Stored data entries
:::::

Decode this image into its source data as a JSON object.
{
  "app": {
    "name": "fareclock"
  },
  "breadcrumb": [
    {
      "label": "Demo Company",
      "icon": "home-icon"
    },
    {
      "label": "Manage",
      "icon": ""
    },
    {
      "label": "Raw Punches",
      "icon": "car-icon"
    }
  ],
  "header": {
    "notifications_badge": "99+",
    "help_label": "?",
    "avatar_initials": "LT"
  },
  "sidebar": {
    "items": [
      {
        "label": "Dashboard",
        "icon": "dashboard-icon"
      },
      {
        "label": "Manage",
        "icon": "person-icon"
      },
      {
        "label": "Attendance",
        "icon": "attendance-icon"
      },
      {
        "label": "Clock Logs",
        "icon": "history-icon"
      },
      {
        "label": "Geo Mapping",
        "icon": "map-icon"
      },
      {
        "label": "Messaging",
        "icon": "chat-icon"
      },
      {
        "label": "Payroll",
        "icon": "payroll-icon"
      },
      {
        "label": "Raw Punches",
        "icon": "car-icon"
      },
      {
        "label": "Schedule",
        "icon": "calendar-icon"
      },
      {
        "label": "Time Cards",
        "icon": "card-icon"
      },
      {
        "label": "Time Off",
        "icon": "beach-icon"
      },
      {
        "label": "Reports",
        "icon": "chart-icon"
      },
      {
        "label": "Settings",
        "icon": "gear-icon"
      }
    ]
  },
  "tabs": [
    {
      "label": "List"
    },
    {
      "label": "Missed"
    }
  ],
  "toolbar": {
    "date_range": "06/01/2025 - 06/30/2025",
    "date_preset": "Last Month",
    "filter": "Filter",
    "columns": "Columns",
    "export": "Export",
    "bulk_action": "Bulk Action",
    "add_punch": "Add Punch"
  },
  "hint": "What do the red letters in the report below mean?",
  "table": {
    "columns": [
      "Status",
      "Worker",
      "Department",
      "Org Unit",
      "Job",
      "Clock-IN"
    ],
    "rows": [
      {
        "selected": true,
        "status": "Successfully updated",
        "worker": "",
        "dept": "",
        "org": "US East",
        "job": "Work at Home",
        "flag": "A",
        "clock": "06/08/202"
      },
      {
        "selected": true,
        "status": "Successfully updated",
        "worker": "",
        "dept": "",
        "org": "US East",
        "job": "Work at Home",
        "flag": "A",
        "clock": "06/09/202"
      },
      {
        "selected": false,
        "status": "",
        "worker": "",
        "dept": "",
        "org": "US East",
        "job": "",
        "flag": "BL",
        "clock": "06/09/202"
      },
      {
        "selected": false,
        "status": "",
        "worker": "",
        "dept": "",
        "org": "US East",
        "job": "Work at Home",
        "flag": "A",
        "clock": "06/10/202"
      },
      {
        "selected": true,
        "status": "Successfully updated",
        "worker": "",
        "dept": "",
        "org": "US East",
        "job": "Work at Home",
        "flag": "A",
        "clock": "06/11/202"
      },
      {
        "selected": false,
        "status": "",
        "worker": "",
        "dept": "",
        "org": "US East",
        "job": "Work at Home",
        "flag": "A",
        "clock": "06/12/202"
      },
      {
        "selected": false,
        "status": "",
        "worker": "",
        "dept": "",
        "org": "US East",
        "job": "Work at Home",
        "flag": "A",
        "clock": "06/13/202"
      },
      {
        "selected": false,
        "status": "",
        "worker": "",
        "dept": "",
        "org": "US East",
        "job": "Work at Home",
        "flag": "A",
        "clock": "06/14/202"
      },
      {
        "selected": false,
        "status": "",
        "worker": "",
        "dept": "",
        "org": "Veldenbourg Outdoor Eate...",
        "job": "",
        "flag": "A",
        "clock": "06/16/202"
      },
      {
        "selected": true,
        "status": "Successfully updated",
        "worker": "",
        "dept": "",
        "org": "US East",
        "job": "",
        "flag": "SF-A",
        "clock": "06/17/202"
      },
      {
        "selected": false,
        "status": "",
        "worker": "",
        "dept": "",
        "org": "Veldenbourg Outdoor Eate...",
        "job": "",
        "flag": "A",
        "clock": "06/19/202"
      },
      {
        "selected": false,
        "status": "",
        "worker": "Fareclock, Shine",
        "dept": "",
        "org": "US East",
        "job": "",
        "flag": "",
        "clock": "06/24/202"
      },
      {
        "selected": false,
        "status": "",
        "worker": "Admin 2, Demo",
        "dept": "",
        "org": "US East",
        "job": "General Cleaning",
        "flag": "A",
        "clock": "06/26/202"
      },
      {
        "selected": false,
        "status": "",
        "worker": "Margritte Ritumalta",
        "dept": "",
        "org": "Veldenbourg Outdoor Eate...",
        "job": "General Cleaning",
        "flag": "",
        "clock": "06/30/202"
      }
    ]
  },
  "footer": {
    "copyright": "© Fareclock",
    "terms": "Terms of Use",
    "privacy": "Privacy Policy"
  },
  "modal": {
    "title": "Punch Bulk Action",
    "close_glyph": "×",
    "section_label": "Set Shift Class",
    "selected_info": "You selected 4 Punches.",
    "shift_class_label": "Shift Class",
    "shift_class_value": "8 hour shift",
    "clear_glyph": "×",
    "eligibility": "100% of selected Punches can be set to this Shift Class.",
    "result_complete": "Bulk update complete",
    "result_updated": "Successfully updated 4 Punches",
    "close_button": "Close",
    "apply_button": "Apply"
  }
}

:::::

• **What is needed**:
Return the listing above word for word.

• **Output for this exercise**:
Decode this image into its source data as a JSON object.
{
  "app": {
    "name": "fareclock"
  },
  "breadcrumb": [
    {
      "label": "Demo Company",
      "icon": "home-icon"
    },
    {
      "label": "Manage",
      "icon": ""
    },
    {
      "label": "Raw Punches",
      "icon": "car-icon"
    }
  ],
  "header": {
    "notifications_badge": "99+",
    "help_label": "?",
    "avatar_initials": "LT"
  },
  "sidebar": {
    "items": [
      {
        "label": "Dashboard",
        "icon": "dashboard-icon"
      },
      {
        "label": "Manage",
        "icon": "person-icon"
      },
      {
        "label": "Attendance",
        "icon": "attendance-icon"
      },
      {
        "label": "Clock Logs",
        "icon": "history-icon"
      },
      {
        "label": "Geo Mapping",
        "icon": "map-icon"
      },
      {
        "label": "Messaging",
        "icon": "chat-icon"
      },
      {
        "label": "Payroll",
        "icon": "payroll-icon"
      },
      {
        "label": "Raw Punches",
        "icon": "car-icon"
      },
      {
        "label": "Schedule",
        "icon": "calendar-icon"
      },
      {
        "label": "Time Cards",
        "icon": "card-icon"
      },
      {
        "label": "Time Off",
        "icon": "beach-icon"
      },
      {
        "label": "Reports",
        "icon": "chart-icon"
      },
      {
        "label": "Settings",
        "icon": "gear-icon"
      }
    ]
  },
  "tabs": [
    {
      "label": "List"
    },
    {
      "label": "Missed"
    }
  ],
  "toolbar": {
    "date_range": "06/01/2025 - 06/30/2025",
    "date_preset": "Last Month",
    "filter": "Filter",
    "columns": "Columns",
    "export": "Export",
    "bulk_action": "Bulk Action",
    "add_punch": "Add Punch"
  },
  "hint": "What do the red letters in the report below mean?",
  "table": {
    "columns": [
      "Status",
      "Worker",
      "Department",
      "Org Unit",
      "Job",
      "Clock-IN"
    ],
    "rows": [
      {
        "selected": true,
        "status": "Successfully updated",
        "worker": "",
        "dept": "",
        "org": "US East",
        "job": "Work at Home",
        "flag": "A",
        "clock": "06/08/202"
      },
      {
        "selected": true,
        "status": "Successfully updated",
        "worker": "",
        "dept": "",
        "org": "US East",
        "job": "Work at Home",
        "flag": "A",
        "clock": "06/09/202"
      },
      {
        "selected": false,
        "status": "",
        "worker": "",
        "dept": "",
        "org": "US East",
        "job": "",
        "flag": "BL",
        "clock": "06/09/202"
      },
      {
        "selected": false,
        "status": "",
        "worker": "",
        "dept": "",
        "org": "US East",
        "job": "Work at Home",
        "flag": "A",
        "clock": "06/10/202"
      },
      {
        "selected": true,
        "status": "Successfully updated",
        "worker": "",
        "dept": "",
        "org": "US East",
        "job": "Work at Home",
        "flag": "A",
        "clock": "06/11/202"
      },
      {
        "selected": false,
        "status": "",
        "worker": "",
        "dept": "",
        "org": "US East",
        "job": "Work at Home",
        "flag": "A",
        "clock": "06/12/202"
      },
      {
        "selected": false,
        "status": "",
        "worker": "",
        "dept": "",
        "org": "US East",
        "job": "Work at Home",
        "flag": "A",
        "clock": "06/13/202"
      },
      {
        "selected": false,
        "status": "",
        "worker": "",
        "dept": "",
        "org": "US East",
        "job": "Work at Home",
        "flag": "A",
        "clock": "06/14/202"
      },
      {
        "selected": false,
        "status": "",
        "worker": "",
        "dept": "",
        "org": "Veldenbourg Outdoor Eate...",
        "job": "",
        "flag": "A",
        "clock": "06/16/202"
      },
      {
        "selected": true,
        "status": "Successfully updated",
        "worker": "",
        "dept": "",
        "org": "US East",
        "job": "",
        "flag": "SF-A",
        "clock": "06/17/202"
      },
      {
        "selected": false,
        "status": "",
        "worker": "",
        "dept": "",
        "org": "Veldenbourg Outdoor Eate...",
        "job": "",
        "flag": "A",
        "clock": "06/19/202"
      },
      {
        "selected": false,
        "status": "",
        "worker": "Fareclock, Shine",
        "dept": "",
        "org": "US East",
        "job": "",
        "flag": "",
        "clock": "06/24/202"
      },
      {
        "selected": false,
        "status": "",
        "worker": "Admin 2, Demo",
        "dept": "",
        "org": "US East",
        "job": "General Cleaning",
        "flag": "A",
        "clock": "06/26/202"
      },
      {
        "selected": false,
        "status": "",
        "worker": "Margritte Ritumalta",
        "dept": "",
        "org": "Veldenbourg Outdoor Eate...",
        "job": "General Cleaning",
        "flag": "",
        "clock": "06/30/202"
      }
    ]
  },
  "footer": {
    "copyright": "© Fareclock",
    "terms": "Terms of Use",
    "privacy": "Privacy Policy"
  },
  "modal": {
    "title": "Punch Bulk Action",
    "close_glyph": "×",
    "section_label": "Set Shift Class",
    "selected_info": "You selected 4 Punches.",
    "shift_class_label": "Shift Class",
    "shift_class_value": "8 hour shift",
    "clear_glyph": "×",
    "eligibility": "100% of selected Punches can be set to this Shift Class.",
    "result_complete": "Bulk update complete",
    "result_updated": "Successfully updated 4 Punches",
    "close_button": "Close",
    "apply_button": "Apply"
  }
}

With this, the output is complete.